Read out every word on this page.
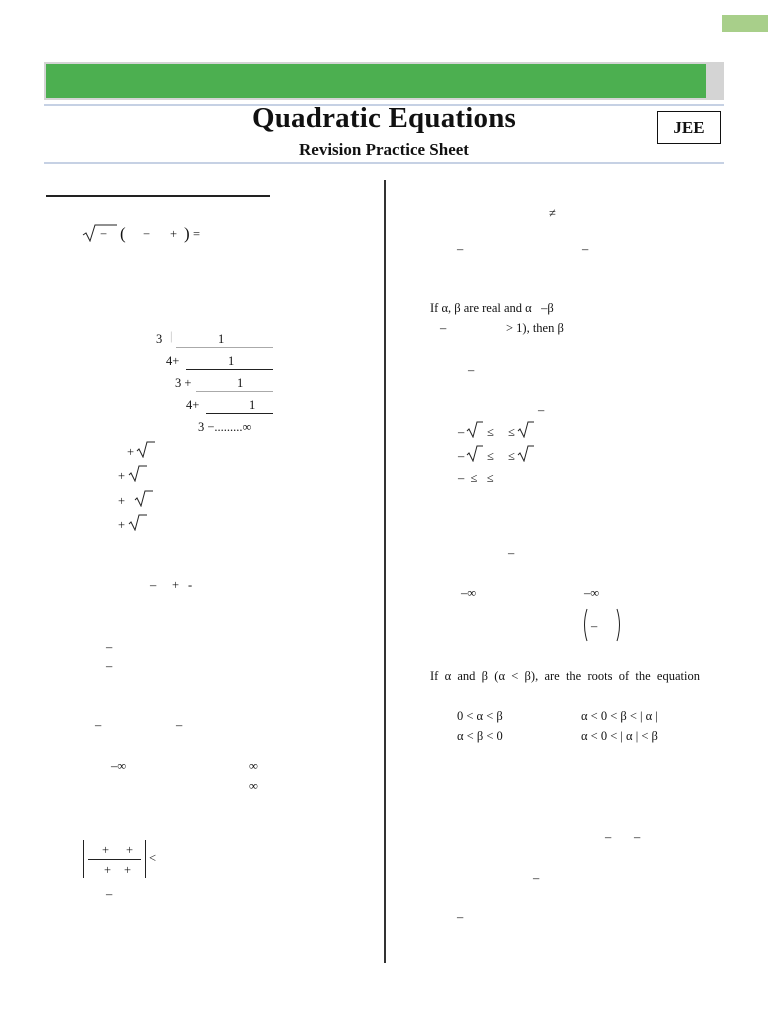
Quadratic Equations
Revision Practice Sheet
JEE
− ( − + ) =
3 |	1
4+	1
3 +	1
4+	1
3 −.........∞
+
+
+
+
– + -
–
–
–	–
–∞	∞
∞
+ +
+ +
<
–
≠
–	–
If α, β are real and α   –β
–	> 1), then β
–
–
– ≤ ≤
– ≤ ≤
–  ≤   ≤
–
–∞	–∞
–
If  α  and  β  (α  <  β),  are  the  roots  of  the  equation
0 < α < β	α < 0 < β < | α |
α < β < 0	α < 0 < | α | < β
– –
–
–
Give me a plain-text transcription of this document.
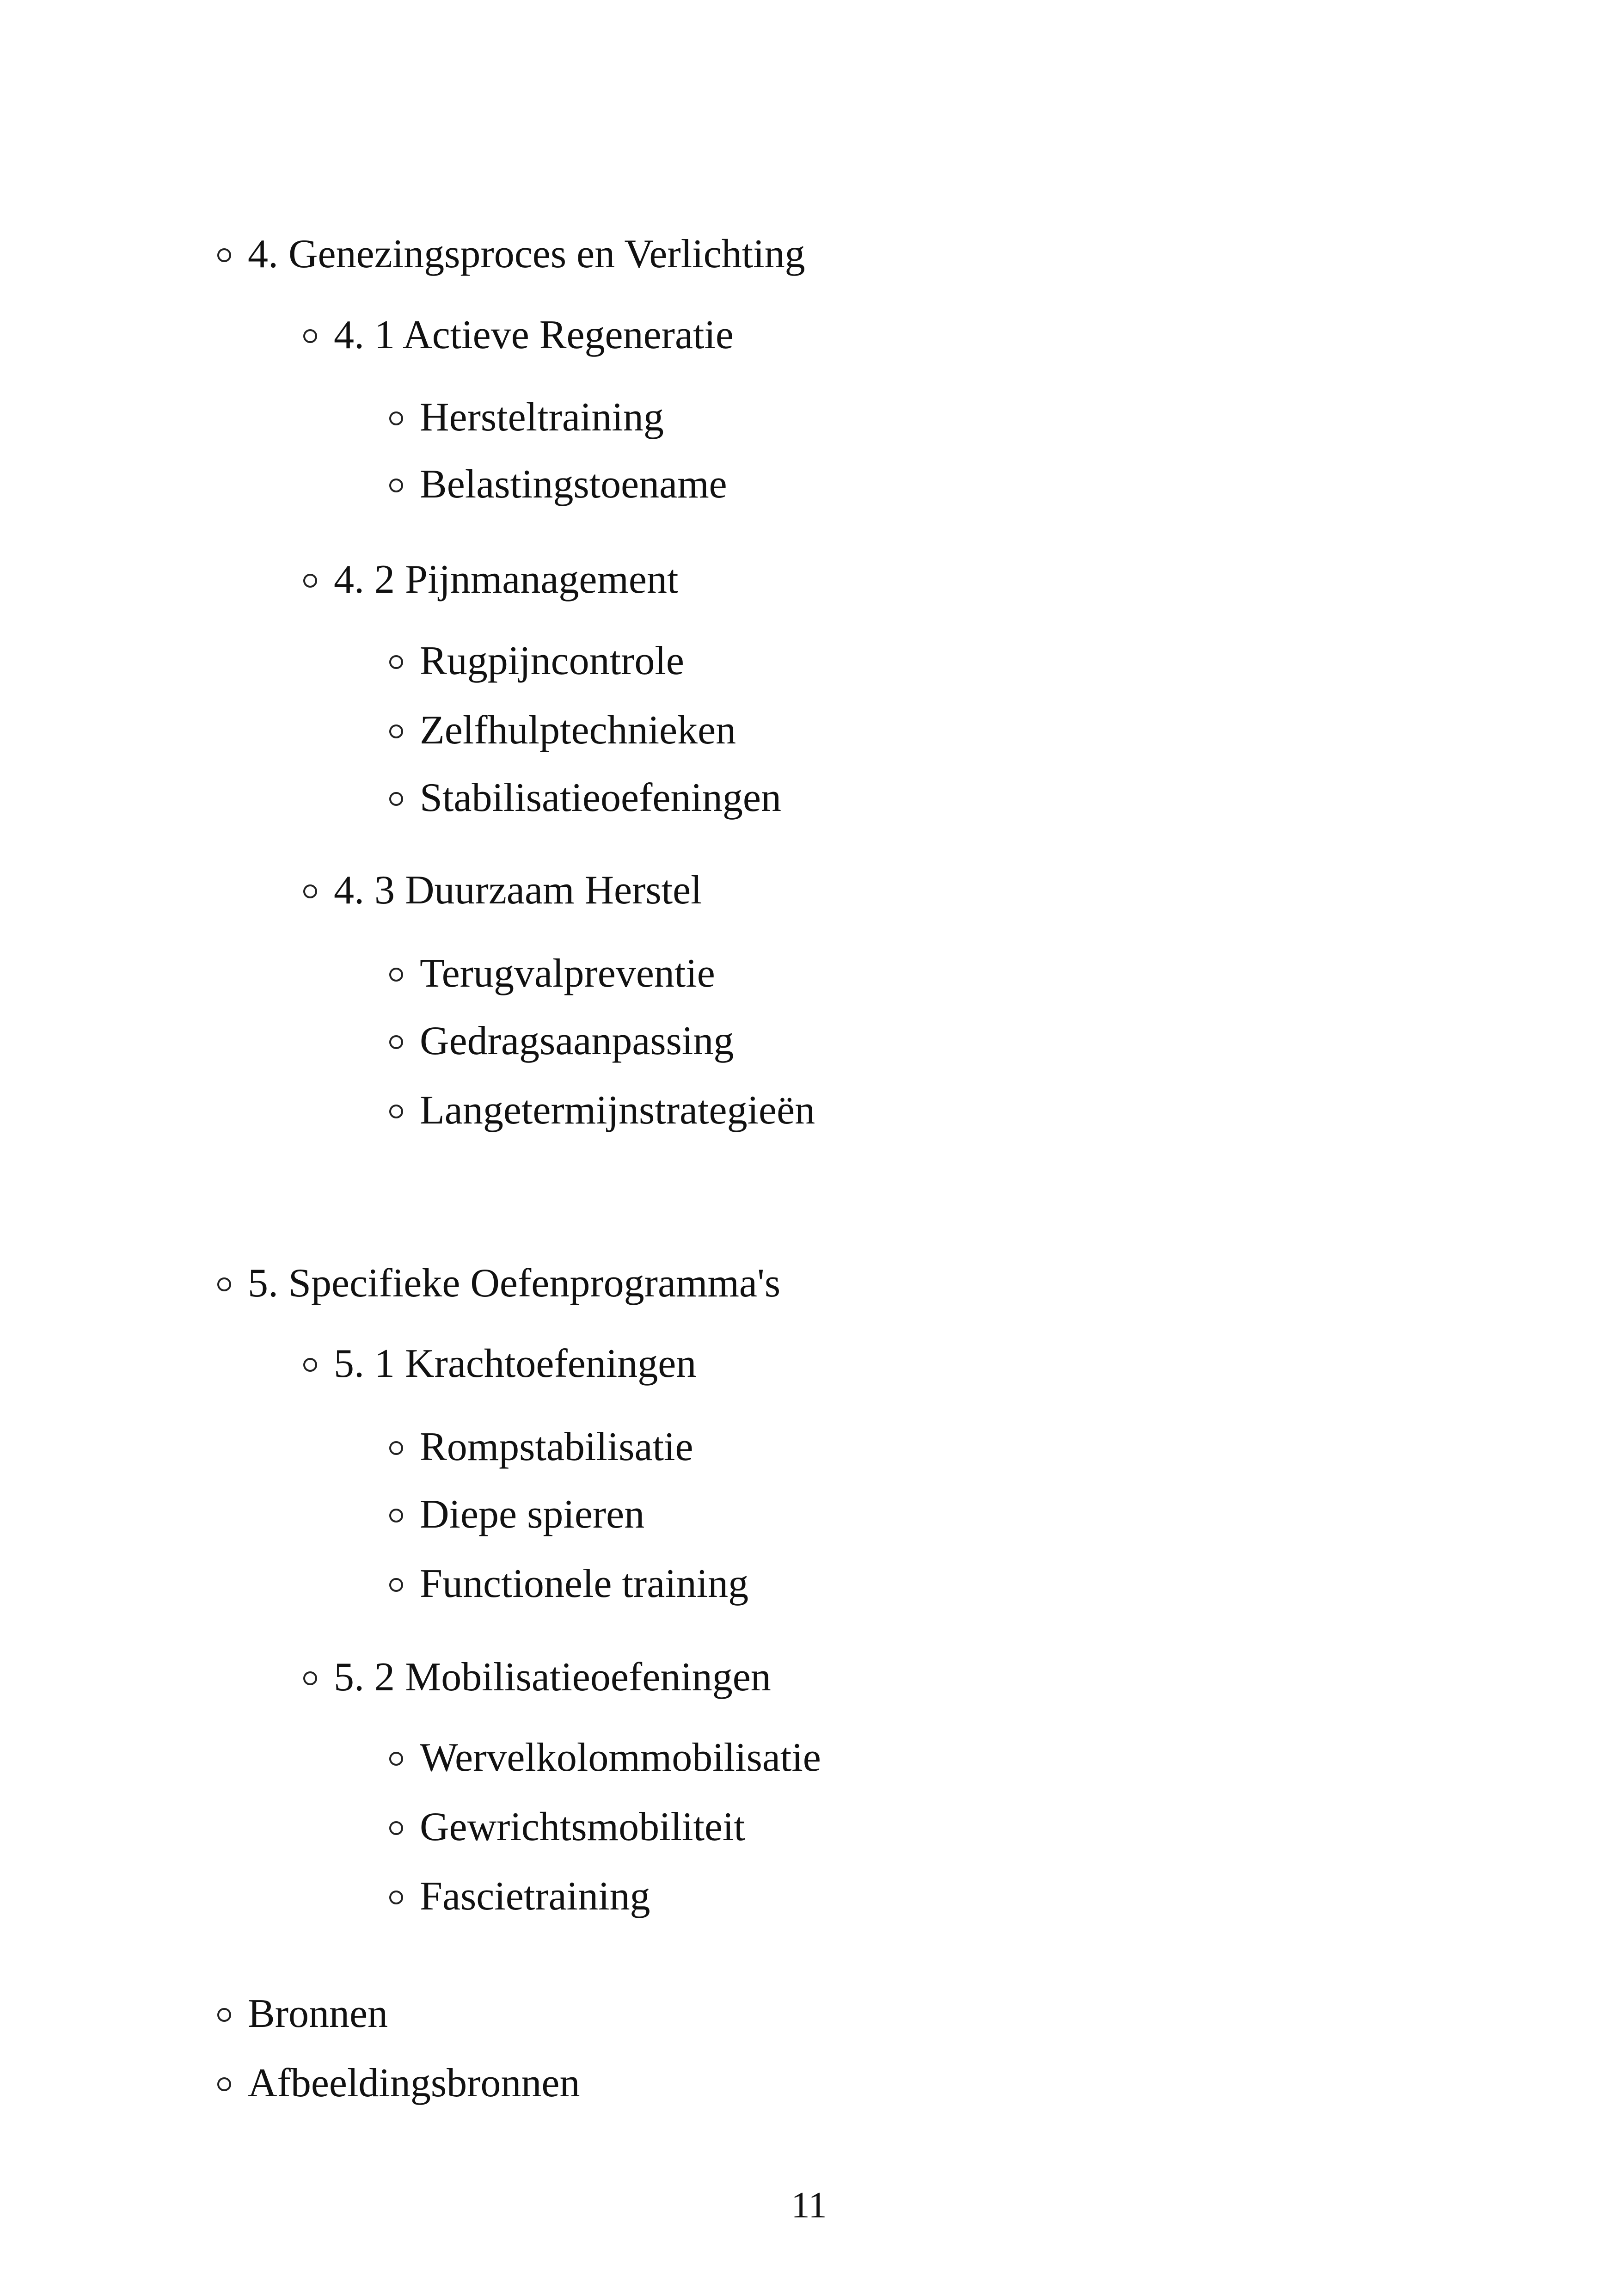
4. Genezingsproces en Verlichting
4. 1 Actieve Regeneratie
Hersteltraining
Belastingstoename
4. 2 Pijnmanagement
Rugpijncontrole
Zelfhulptechnieken
Stabilisatieoefeningen
4. 3 Duurzaam Herstel
Terugvalpreventie
Gedragsaanpassing
Langetermijnstrategieën
5. Specifieke Oefenprogramma's
5. 1 Krachtoefeningen
Rompstabilisatie
Diepe spieren
Functionele training
5. 2 Mobilisatieoefeningen
Wervelkolommobilisatie
Gewrichtsmobiliteit
Fascietraining
Bronnen
Afbeeldingsbronnen
11
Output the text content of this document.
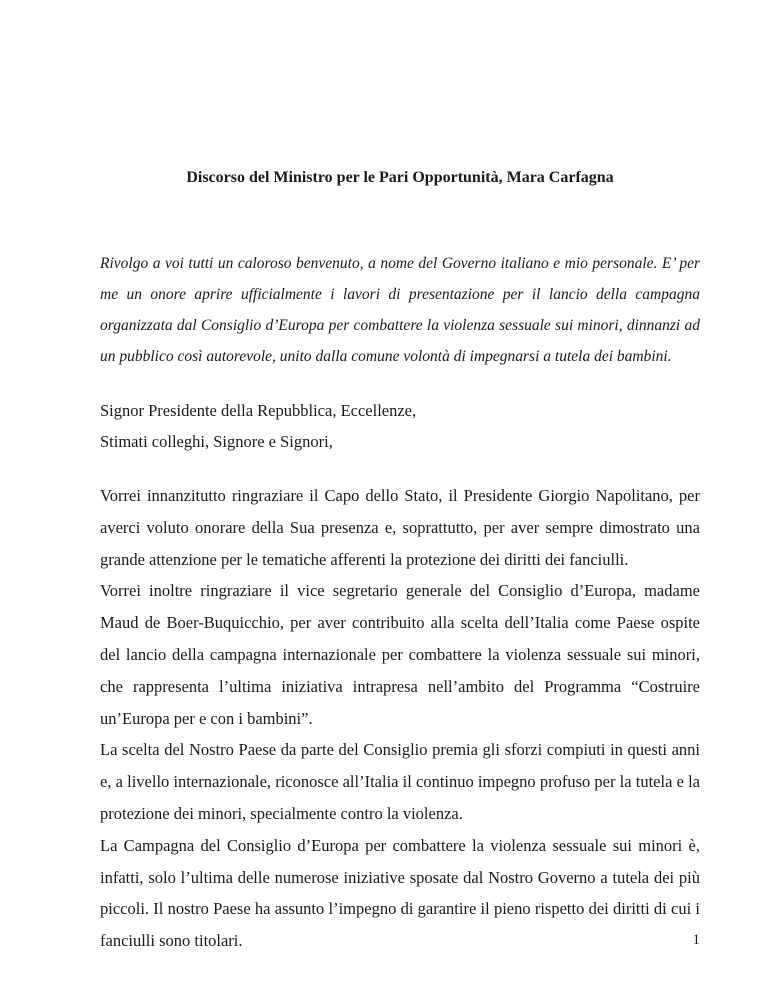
Discorso del Ministro per le Pari Opportunità, Mara Carfagna

Rivolgo a voi tutti un caloroso benvenuto, a nome del Governo italiano e mio personale. E’ per me un onore aprire ufficialmente i lavori di presentazione per il lancio della campagna organizzata dal Consiglio d’Europa per combattere la violenza sessuale sui minori, dinnanzi ad un pubblico così autorevole, unito dalla comune volontà di impegnarsi a tutela dei bambini.

Signor Presidente della Repubblica, Eccellenze,
Stimati colleghi, Signore e Signori,

Vorrei innanzitutto ringraziare il Capo dello Stato, il Presidente Giorgio Napolitano, per averci voluto onorare della Sua presenza e, soprattutto, per aver sempre dimostrato una grande attenzione per le tematiche afferenti la protezione dei diritti dei fanciulli.

Vorrei inoltre ringraziare il vice segretario generale del Consiglio d’Europa, madame Maud de Boer-Buquicchio, per aver contribuito alla scelta dell’Italia come Paese ospite del lancio della campagna internazionale per combattere la violenza sessuale sui minori, che rappresenta l’ultima iniziativa intrapresa nell’ambito del Programma “Costruire un’Europa per e con i bambini”.

La scelta del Nostro Paese da parte del Consiglio premia gli sforzi compiuti in questi anni e, a livello internazionale, riconosce all’Italia il continuo impegno profuso per la tutela e la protezione dei minori, specialmente contro la violenza.

La Campagna del Consiglio d’Europa per combattere la violenza sessuale sui minori è, infatti, solo l’ultima delle numerose iniziative sposate dal Nostro Governo a tutela dei più piccoli. Il nostro Paese ha assunto l’impegno di garantire il pieno rispetto dei diritti di cui i fanciulli sono titolari.	1
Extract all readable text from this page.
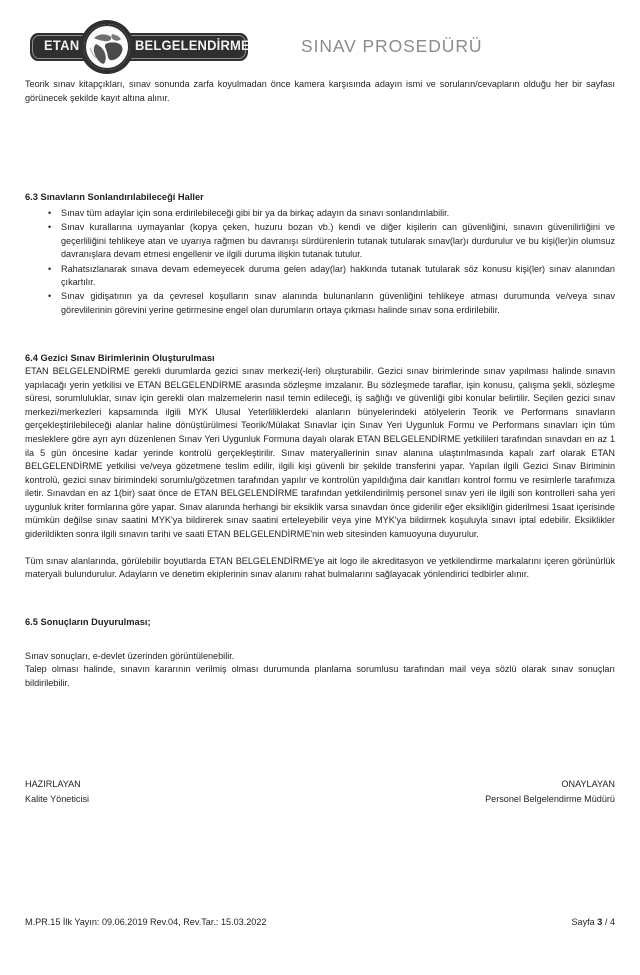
ETAN	BELGELENDİRME	SINAV PROSEDÜRÜ

Teorik sınav kitapçıkları, sınav sonunda zarfa koyulmadan önce kamera karşısında adayın ismi ve soruların/cevapların olduğu her bir sayfası görünecek şekilde kayıt altına alınır.

6.3 Sınavların Sonlandırılabileceği Haller
• Sınav tüm adaylar için sona erdirilebileceği gibi bir ya da birkaç adayın da sınavı sonlandırılabilir.
• Sınav kurallarına uymayanlar (kopya çeken, huzuru bozan vb.) kendi ve diğer kişilerin can güvenliğini, sınavın güvenilirliğini ve geçerliliğini tehlikeye atan ve uyarıya rağmen bu davranışı sürdürenlerin tutanak tutularak sınav(lar)ı durdurulur ve bu kişi(ler)in olumsuz davranışlara devam etmesi engellenir ve ilgili duruma ilişkin tutanak tutulur.
• Rahatsızlanarak sınava devam edemeyecek duruma gelen aday(lar) hakkında tutanak tutularak söz konusu kişi(ler) sınav alanından çıkartılır.
• Sınav gidişatının ya da çevresel koşulların sınav alanında bulunanların güvenliğini tehlikeye atması durumunda ve/veya sınav görevlilerinin görevini yerine getirmesine engel olan durumların ortaya çıkması halinde sınav sona erdirilebilir.
6.4 Gezici Sınav Birimlerinin Oluşturulması

ETAN BELGELENDİRME gerekli durumlarda gezici sınav merkezi(-leri) oluşturabilir. Gezici sınav birimlerinde sınav yapılması halinde sınavın yapılacağı yerin yetkilisi ve ETAN BELGELENDİRME arasında sözleşme imzalanır. Bu sözleşmede taraflar, işin konusu, çalışma şekli, sözleşme süresi, sorumluluklar, sınav için gerekli olan malzemelerin nasıl temin edileceği, iş sağlığı ve güvenliği gibi konular belirtilir. Seçilen gezici sınav merkezi/merkezleri kapsamında ilgili MYK Ulusal Yeterliliklerdeki alanların bünyelerindeki atölyelerin Teorik ve Performans sınavların gerçekleştirilebileceği alanlar haline dönüştürülmesi Teorik/Mülakat Sınavlar için Sınav Yeri Uygunluk Formu ve Performans sınavları için tüm mesleklere göre ayrı ayrı düzenlenen Sınav Yeri Uygunluk Formuna dayalı olarak ETAN BELGELENDİRME yetkilileri tarafından sınavdan en az 1 ila 5 gün öncesine kadar yerinde kontrolü gerçekleştirilir. Sınav materyallerinin sınav alanına ulaştırılmasında kapalı zarf olarak ETAN BELGELENDİRME yetkilisi ve/veya gözetmene teslim edilir, ilgili kişi güvenli bir şekilde transferini yapar. Yapılan ilgili Gezici Sınav Biriminin kontrolü, gezici sınav birimindeki sorumlu/gözetmen tarafından yapılır ve kontrolün yapıldığına dair kanıtları kontrol formu ve resimlerle tarafımıza iletir. Sınavdan en az 1(bir) saat önce de ETAN BELGELENDİRME tarafından yetkilendirilmiş personel sınav yeri ile ilgili son kontrolleri saha yeri uygunluk kriter formlarına göre yapar. Sınav alanında herhangi bir eksiklik varsa sınavdan önce giderilir eğer eksikliğin giderilmesi 1saat içerisinde mümkün değilse sınav saatini MYK'ya bildirerek sınav saatini erteleyebilir veya yine MYK'ya bildirmek koşuluyla sınavı iptal edebilir. Eksiklikler giderildikten sonra ilgili sınavın tarihi ve saati ETAN BELGELENDİRME'nin web sitesinden kamuoyuna duyurulur.

Tüm sınav alanlarında, görülebilir boyutlarda ETAN BELGELENDİRME'ye ait logo ile akreditasyon ve yetkilendirme markalarını içeren görünürlük materyali bulundurulur. Adayların ve denetim ekiplerinin sınav alanını rahat bulmalarını sağlayacak yönlendirici tedbirler alınır.

6.5 Sonuçların Duyurulması;

Sınav sonuçları, e-devlet üzerinden görüntülenebilir.

Talep olması halinde, sınavın kararının verilmiş olması durumunda planlama sorumlusu tarafından mail veya sözlü olarak sınav sonuçları bildirilebilir.

HAZIRLAYAN
Kalite Yöneticisi
ONAYLAYAN
Personel Belgelendirme Müdürü
M.PR.15 İlk Yayın: 09.06.2019 Rev.04, Rev.Tar.: 15.03.2022	Sayfa 3 / 4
====
◆ Exercise details: Using the material above, report each line where "this" occurs.

◆ Exercise solution:
Read out every word on this page.
Give me a plain-text transcription of this document.
Output the text content of this document.
Extract all readable text from this page.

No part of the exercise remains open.